**WRITTEN INSTRUCTION**:
Scan the entries below. List each line with "icon".

**WORKING DATA**:
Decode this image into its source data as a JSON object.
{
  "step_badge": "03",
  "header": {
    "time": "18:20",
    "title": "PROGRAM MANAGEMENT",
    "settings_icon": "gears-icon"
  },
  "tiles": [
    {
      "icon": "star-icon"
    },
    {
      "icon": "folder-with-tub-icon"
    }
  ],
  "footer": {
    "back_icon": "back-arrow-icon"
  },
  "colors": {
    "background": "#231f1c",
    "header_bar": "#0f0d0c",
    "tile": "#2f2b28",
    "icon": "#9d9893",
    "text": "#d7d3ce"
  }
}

**SOLVED EXERCISE**:
    "settings_icon": "gears-icon"
      "icon": "star-icon"
      "icon": "folder-with-tub-icon"
    "back_icon": "back-arrow-icon"
    "icon": "#9d9893",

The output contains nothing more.